··· DATASET ROWS ···

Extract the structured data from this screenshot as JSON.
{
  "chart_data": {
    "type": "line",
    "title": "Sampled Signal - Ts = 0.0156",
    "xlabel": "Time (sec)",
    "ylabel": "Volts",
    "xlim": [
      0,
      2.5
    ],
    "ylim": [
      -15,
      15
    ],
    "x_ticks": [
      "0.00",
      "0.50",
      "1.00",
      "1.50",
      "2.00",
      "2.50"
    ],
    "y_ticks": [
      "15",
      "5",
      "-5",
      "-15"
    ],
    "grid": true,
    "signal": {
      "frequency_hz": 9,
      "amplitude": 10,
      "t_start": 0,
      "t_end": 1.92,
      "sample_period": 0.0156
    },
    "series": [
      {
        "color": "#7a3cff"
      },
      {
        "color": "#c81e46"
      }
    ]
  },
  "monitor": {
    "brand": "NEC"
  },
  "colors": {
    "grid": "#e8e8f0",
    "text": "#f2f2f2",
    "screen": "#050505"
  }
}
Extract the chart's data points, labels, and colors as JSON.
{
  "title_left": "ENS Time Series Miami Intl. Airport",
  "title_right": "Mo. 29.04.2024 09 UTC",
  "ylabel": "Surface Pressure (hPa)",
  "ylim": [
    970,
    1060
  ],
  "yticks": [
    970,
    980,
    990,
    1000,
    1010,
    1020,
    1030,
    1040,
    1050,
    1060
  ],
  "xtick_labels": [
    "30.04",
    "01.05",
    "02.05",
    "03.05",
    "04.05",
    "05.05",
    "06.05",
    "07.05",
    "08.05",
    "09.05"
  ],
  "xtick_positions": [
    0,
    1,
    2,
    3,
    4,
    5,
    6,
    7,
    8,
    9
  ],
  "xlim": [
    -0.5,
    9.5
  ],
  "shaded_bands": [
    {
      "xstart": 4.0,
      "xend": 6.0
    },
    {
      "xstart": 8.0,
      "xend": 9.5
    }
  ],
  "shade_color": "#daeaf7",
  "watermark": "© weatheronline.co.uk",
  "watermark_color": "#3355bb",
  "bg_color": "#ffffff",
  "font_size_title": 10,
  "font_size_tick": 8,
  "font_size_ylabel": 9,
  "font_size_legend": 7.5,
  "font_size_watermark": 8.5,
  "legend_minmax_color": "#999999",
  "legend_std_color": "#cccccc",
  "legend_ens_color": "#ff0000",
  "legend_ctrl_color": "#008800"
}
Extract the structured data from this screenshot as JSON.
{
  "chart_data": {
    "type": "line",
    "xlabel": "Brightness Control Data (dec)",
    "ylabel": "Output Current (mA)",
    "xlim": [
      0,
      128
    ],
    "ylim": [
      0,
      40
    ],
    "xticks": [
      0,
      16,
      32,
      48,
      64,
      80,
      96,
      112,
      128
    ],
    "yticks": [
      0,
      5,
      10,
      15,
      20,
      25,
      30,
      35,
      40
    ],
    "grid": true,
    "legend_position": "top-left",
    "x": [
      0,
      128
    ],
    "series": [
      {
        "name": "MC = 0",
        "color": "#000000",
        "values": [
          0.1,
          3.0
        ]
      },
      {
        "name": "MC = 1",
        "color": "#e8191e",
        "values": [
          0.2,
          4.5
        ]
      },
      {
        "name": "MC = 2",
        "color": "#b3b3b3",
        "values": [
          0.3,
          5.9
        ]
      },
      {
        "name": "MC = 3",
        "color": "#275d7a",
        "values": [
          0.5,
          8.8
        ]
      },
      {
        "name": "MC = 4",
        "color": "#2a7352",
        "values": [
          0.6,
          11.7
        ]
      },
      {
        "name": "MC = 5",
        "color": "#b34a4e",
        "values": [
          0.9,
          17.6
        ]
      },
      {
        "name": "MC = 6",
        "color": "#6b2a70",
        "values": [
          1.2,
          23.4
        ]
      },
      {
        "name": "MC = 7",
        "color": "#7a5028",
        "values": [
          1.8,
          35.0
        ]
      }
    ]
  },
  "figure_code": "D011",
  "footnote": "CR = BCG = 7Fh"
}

···

The records above must be repeated exactly, every one of them.

Extract the structured data from this screenshot as JSON.
{
  "chart_data": {
    "type": "line",
    "title": "Sampled Signal - Ts = 0.0156",
    "xlabel": "Time (sec)",
    "ylabel": "Volts",
    "xlim": [
      0,
      2.5
    ],
    "ylim": [
      -15,
      15
    ],
    "x_ticks": [
      "0.00",
      "0.50",
      "1.00",
      "1.50",
      "2.00",
      "2.50"
    ],
    "y_ticks": [
      "15",
      "5",
      "-5",
      "-15"
    ],
    "grid": true,
    "signal": {
      "frequency_hz": 9,
      "amplitude": 10,
      "t_start": 0,
      "t_end": 1.92,
      "sample_period": 0.0156
    },
    "series": [
      {
        "color": "#7a3cff"
      },
      {
        "color": "#c81e46"
      }
    ]
  },
  "monitor": {
    "brand": "NEC"
  },
  "colors": {
    "grid": "#e8e8f0",
    "text": "#f2f2f2",
    "screen": "#050505"
  }
}
Extract the chart's data points, labels, and colors as JSON.
{
  "title_left": "ENS Time Series Miami Intl. Airport",
  "title_right": "Mo. 29.04.2024 09 UTC",
  "ylabel": "Surface Pressure (hPa)",
  "ylim": [
    970,
    1060
  ],
  "yticks": [
    970,
    980,
    990,
    1000,
    1010,
    1020,
    1030,
    1040,
    1050,
    1060
  ],
  "xtick_labels": [
    "30.04",
    "01.05",
    "02.05",
    "03.05",
    "04.05",
    "05.05",
    "06.05",
    "07.05",
    "08.05",
    "09.05"
  ],
  "xtick_positions": [
    0,
    1,
    2,
    3,
    4,
    5,
    6,
    7,
    8,
    9
  ],
  "xlim": [
    -0.5,
    9.5
  ],
  "shaded_bands": [
    {
      "xstart": 4.0,
      "xend": 6.0
    },
    {
      "xstart": 8.0,
      "xend": 9.5
    }
  ],
  "shade_color": "#daeaf7",
  "watermark": "© weatheronline.co.uk",
  "watermark_color": "#3355bb",
  "bg_color": "#ffffff",
  "font_size_title": 10,
  "font_size_tick": 8,
  "font_size_ylabel": 9,
  "font_size_legend": 7.5,
  "font_size_watermark": 8.5,
  "legend_minmax_color": "#999999",
  "legend_std_color": "#cccccc",
  "legend_ens_color": "#ff0000",
  "legend_ctrl_color": "#008800"
}
Extract the structured data from this screenshot as JSON.
{
  "chart_data": {
    "type": "line",
    "xlabel": "Brightness Control Data (dec)",
    "ylabel": "Output Current (mA)",
    "xlim": [
      0,
      128
    ],
    "ylim": [
      0,
      40
    ],
    "xticks": [
      0,
      16,
      32,
      48,
      64,
      80,
      96,
      112,
      128
    ],
    "yticks": [
      0,
      5,
      10,
      15,
      20,
      25,
      30,
      35,
      40
    ],
    "grid": true,
    "legend_position": "top-left",
    "x": [
      0,
      128
    ],
    "series": [
      {
        "name": "MC = 0",
        "color": "#000000",
        "values": [
          0.1,
          3.0
        ]
      },
      {
        "name": "MC = 1",
        "color": "#e8191e",
        "values": [
          0.2,
          4.5
        ]
      },
      {
        "name": "MC = 2",
        "color": "#b3b3b3",
        "values": [
          0.3,
          5.9
        ]
      },
      {
        "name": "MC = 3",
        "color": "#275d7a",
        "values": [
          0.5,
          8.8
        ]
      },
      {
        "name": "MC = 4",
        "color": "#2a7352",
        "values": [
          0.6,
          11.7
        ]
      },
      {
        "name": "MC = 5",
        "color": "#b34a4e",
        "values": [
          0.9,
          17.6
        ]
      },
      {
        "name": "MC = 6",
        "color": "#6b2a70",
        "values": [
          1.2,
          23.4
        ]
      },
      {
        "name": "MC = 7",
        "color": "#7a5028",
        "values": [
          1.8,
          35.0
        ]
      }
    ]
  },
  "figure_code": "D011",
  "footnote": "CR = BCG = 7Fh"
}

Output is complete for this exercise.